WRITTEN EXERCISE
Transcribe the material in full, exactly as written.

GIVEN DATA

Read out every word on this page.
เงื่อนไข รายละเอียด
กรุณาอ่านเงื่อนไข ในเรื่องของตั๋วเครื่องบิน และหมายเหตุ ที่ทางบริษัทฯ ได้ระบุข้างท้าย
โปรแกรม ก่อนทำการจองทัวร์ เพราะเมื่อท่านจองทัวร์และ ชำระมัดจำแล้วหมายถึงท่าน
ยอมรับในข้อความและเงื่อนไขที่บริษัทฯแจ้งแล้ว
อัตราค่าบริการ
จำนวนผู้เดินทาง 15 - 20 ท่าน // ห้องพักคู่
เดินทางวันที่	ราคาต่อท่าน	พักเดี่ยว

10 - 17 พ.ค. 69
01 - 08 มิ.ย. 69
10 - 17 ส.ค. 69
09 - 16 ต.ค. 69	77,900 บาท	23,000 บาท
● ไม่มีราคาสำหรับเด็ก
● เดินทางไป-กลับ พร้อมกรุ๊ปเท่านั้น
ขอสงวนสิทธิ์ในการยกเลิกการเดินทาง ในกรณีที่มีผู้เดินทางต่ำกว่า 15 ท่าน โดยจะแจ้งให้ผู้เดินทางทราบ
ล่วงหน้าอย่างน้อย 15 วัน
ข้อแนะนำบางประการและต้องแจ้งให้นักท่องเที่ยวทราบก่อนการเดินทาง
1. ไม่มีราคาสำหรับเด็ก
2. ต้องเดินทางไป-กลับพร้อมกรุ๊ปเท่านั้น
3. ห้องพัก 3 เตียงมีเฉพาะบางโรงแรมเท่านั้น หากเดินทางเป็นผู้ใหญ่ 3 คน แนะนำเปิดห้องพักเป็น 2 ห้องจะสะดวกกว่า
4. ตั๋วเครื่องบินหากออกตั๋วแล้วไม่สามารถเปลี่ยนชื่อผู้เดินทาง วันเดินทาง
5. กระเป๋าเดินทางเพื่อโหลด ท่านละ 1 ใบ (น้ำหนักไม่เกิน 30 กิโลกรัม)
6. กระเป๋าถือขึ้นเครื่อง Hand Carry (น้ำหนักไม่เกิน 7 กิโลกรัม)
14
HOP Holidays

EXERCISE ANSWER
Read out every word on this page.
เงื่อนไข รายละเอียด
กรุณาอ่านเงื่อนไข ในเรื่องของตั๋วเครื่องบิน และหมายเหตุ ที่ทางบริษัทฯ ได้ระบุข้างท้าย
โปรแกรม ก่อนทำการจองทัวร์ เพราะเมื่อท่านจองทัวร์และ ชำระมัดจำแล้วหมายถึงท่าน
ยอมรับในข้อความและเงื่อนไขที่บริษัทฯแจ้งแล้ว
อัตราค่าบริการ
จำนวนผู้เดินทาง 15 - 20 ท่าน // ห้องพักคู่
เดินทางวันที่	ราคาต่อท่าน	พักเดี่ยว

10 - 17 พ.ค. 69
01 - 08 มิ.ย. 69
10 - 17 ส.ค. 69
09 - 16 ต.ค. 69	77,900 บาท	23,000 บาท
● ไม่มีราคาสำหรับเด็ก
● เดินทางไป-กลับ พร้อมกรุ๊ปเท่านั้น
ขอสงวนสิทธิ์ในการยกเลิกการเดินทาง ในกรณีที่มีผู้เดินทางต่ำกว่า 15 ท่าน โดยจะแจ้งให้ผู้เดินทางทราบ
ล่วงหน้าอย่างน้อย 15 วัน
ข้อแนะนำบางประการและต้องแจ้งให้นักท่องเที่ยวทราบก่อนการเดินทาง
1. ไม่มีราคาสำหรับเด็ก
2. ต้องเดินทางไป-กลับพร้อมกรุ๊ปเท่านั้น
3. ห้องพัก 3 เตียงมีเฉพาะบางโรงแรมเท่านั้น หากเดินทางเป็นผู้ใหญ่ 3 คน แนะนำเปิดห้องพักเป็น 2 ห้องจะสะดวกกว่า
4. ตั๋วเครื่องบินหากออกตั๋วแล้วไม่สามารถเปลี่ยนชื่อผู้เดินทาง วันเดินทาง
5. กระเป๋าเดินทางเพื่อโหลด ท่านละ 1 ใบ (น้ำหนักไม่เกิน 30 กิโลกรัม)
6. กระเป๋าถือขึ้นเครื่อง Hand Carry (น้ำหนักไม่เกิน 7 กิโลกรัม)
14
HOP Holidays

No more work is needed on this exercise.